◆ **Your instructions**
Set each record down exactly, excluding all images.

# Start of Dataset excerpts

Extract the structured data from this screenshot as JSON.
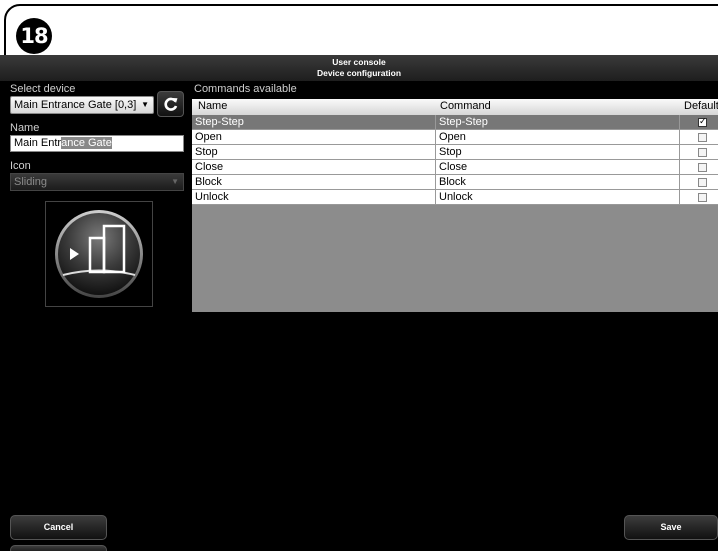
{
  "step_number": "18",
  "window": {
    "title": "User console",
    "subtitle": "Device configuration"
  },
  "left": {
    "select_device_label": "Select device",
    "selected_device": "Main Entrance Gate [0,3]",
    "name_label": "Name",
    "name_value_plain": "Main Entr",
    "name_value_selected": "ance Gate",
    "icon_label": "Icon",
    "icon_value": "Sliding"
  },
  "commands": {
    "section_label": "Commands available",
    "columns": [
      "Name",
      "Command",
      "Default"
    ],
    "rows": [
      {
        "name": "Step-Step",
        "command": "Step-Step",
        "default": true
      },
      {
        "name": "Open",
        "command": "Open",
        "default": false
      },
      {
        "name": "Stop",
        "command": "Stop",
        "default": false
      },
      {
        "name": "Close",
        "command": "Close",
        "default": false
      },
      {
        "name": "Block",
        "command": "Block",
        "default": false
      },
      {
        "name": "Unlock",
        "command": "Unlock",
        "default": false
      }
    ]
  },
  "buttons": {
    "cancel": "Cancel",
    "save": "Save"
  }
}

# End of Dataset excerpts

◆ **The output**
Extract the structured data from this screenshot as JSON.
{
  "step_number": "18",
  "window": {
    "title": "User console",
    "subtitle": "Device configuration"
  },
  "left": {
    "select_device_label": "Select device",
    "selected_device": "Main Entrance Gate [0,3]",
    "name_label": "Name",
    "name_value_plain": "Main Entr",
    "name_value_selected": "ance Gate",
    "icon_label": "Icon",
    "icon_value": "Sliding"
  },
  "commands": {
    "section_label": "Commands available",
    "columns": [
      "Name",
      "Command",
      "Default"
    ],
    "rows": [
      {
        "name": "Step-Step",
        "command": "Step-Step",
        "default": true
      },
      {
        "name": "Open",
        "command": "Open",
        "default": false
      },
      {
        "name": "Stop",
        "command": "Stop",
        "default": false
      },
      {
        "name": "Close",
        "command": "Close",
        "default": false
      },
      {
        "name": "Block",
        "command": "Block",
        "default": false
      },
      {
        "name": "Unlock",
        "command": "Unlock",
        "default": false
      }
    ]
  },
  "buttons": {
    "cancel": "Cancel",
    "save": "Save"
  }
}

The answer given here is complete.